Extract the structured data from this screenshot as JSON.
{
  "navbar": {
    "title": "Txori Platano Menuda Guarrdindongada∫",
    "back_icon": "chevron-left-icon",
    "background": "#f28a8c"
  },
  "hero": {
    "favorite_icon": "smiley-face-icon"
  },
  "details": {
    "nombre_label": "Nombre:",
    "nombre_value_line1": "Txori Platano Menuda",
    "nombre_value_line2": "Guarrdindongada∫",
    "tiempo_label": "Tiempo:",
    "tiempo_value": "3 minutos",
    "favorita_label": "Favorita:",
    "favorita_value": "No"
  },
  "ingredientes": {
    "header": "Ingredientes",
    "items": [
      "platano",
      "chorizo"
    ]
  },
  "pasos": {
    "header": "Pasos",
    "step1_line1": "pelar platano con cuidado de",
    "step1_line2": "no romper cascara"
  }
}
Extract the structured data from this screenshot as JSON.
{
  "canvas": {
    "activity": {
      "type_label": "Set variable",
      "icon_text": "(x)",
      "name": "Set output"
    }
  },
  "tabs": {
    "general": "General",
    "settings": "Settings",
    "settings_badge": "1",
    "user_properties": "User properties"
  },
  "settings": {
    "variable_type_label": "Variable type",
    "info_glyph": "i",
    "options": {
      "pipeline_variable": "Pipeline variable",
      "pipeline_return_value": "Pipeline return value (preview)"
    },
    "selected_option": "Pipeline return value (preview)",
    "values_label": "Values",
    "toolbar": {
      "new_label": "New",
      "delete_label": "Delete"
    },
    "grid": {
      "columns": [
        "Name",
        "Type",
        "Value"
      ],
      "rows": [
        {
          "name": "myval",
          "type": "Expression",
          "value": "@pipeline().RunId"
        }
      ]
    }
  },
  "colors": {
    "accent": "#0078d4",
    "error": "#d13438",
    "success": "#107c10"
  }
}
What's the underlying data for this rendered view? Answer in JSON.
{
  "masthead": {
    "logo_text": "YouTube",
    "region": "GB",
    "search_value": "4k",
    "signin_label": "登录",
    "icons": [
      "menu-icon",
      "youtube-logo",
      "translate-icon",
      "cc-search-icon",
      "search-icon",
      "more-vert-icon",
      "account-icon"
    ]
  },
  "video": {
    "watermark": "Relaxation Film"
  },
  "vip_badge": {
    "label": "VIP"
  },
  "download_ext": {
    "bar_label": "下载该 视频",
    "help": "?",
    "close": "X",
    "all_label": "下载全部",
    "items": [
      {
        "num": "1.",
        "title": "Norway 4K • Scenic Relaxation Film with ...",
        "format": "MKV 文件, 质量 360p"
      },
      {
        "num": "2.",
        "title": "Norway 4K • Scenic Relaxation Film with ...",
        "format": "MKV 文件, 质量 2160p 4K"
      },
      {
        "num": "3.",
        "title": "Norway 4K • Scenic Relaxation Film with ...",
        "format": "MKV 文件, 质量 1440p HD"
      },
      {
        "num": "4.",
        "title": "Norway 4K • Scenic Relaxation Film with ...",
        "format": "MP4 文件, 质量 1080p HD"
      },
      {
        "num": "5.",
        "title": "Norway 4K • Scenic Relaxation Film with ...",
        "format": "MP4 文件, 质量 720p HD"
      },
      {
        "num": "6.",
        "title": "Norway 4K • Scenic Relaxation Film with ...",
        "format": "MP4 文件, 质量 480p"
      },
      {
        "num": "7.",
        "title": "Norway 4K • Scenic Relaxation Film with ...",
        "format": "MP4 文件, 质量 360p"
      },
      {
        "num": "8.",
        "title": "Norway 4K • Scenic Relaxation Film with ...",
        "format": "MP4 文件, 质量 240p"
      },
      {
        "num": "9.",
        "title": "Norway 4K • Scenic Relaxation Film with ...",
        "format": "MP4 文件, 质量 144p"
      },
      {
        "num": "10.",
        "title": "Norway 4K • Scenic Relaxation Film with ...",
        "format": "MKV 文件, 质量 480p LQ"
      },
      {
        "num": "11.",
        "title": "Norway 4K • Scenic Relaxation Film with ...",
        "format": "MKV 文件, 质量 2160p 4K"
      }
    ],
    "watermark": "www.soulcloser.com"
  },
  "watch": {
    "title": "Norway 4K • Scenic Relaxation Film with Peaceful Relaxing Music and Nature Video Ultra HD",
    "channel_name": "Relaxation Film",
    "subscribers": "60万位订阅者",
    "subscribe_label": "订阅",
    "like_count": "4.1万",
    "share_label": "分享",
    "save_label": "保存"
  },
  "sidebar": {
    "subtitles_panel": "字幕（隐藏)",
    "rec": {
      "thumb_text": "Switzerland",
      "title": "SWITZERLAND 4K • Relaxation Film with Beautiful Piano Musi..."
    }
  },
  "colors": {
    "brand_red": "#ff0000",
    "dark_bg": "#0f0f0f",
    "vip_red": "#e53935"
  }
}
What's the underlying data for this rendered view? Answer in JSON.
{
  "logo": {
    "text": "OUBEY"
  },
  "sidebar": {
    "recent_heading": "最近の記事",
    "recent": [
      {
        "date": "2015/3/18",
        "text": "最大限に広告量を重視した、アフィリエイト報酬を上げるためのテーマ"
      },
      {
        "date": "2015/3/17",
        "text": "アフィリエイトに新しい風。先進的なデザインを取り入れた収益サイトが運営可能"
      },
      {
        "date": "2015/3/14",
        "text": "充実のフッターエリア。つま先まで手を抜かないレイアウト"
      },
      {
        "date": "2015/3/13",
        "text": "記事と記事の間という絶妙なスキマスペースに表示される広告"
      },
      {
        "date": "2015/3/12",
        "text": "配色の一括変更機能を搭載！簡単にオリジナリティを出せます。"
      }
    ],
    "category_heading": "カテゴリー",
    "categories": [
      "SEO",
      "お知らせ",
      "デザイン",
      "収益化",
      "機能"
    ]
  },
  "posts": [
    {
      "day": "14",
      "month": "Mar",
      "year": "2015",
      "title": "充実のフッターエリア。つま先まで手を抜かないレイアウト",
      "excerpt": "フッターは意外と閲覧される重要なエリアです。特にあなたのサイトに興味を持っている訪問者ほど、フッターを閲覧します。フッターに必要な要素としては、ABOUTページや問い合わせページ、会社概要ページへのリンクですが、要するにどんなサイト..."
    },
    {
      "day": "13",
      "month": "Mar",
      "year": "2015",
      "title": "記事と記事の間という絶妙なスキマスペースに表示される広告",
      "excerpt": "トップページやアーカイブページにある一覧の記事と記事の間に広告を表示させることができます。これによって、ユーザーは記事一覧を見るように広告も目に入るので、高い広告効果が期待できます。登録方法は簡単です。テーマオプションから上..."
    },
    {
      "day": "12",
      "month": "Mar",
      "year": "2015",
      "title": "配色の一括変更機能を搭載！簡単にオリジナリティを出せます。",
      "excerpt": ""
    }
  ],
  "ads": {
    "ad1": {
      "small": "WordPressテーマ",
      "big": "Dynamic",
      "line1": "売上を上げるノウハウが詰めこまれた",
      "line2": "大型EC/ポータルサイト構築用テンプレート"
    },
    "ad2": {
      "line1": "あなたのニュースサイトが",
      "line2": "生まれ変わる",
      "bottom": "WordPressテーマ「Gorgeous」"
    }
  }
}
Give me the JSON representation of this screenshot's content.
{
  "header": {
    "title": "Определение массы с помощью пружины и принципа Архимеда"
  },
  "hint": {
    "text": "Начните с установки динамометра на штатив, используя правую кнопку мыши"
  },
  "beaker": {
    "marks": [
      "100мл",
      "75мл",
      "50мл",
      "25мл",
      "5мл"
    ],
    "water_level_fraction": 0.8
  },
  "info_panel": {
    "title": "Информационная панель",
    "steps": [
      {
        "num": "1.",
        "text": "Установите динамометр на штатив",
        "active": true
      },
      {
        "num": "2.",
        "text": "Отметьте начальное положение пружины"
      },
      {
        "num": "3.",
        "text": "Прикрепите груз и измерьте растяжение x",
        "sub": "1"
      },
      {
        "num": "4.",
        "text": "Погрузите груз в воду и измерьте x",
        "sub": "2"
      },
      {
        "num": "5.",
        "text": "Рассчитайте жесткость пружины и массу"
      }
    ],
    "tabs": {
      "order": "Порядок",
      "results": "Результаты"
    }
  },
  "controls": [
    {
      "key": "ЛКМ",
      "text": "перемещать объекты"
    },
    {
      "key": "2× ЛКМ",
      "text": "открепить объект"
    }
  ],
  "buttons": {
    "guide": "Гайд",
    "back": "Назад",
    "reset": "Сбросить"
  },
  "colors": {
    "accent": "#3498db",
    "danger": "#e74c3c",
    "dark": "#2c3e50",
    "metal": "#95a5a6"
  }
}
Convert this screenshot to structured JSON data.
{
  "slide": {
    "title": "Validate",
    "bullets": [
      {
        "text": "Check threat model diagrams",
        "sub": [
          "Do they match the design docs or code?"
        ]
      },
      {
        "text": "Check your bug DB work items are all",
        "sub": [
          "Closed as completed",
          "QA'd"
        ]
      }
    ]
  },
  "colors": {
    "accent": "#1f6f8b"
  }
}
+++++
List the lines that contain the word "пружины".

    "title": "Определение массы с помощью пружины и принципа Архимеда"
        "text": "Отметьте начальное положение пружины"
        "text": "Рассчитайте жесткость пружины и массу"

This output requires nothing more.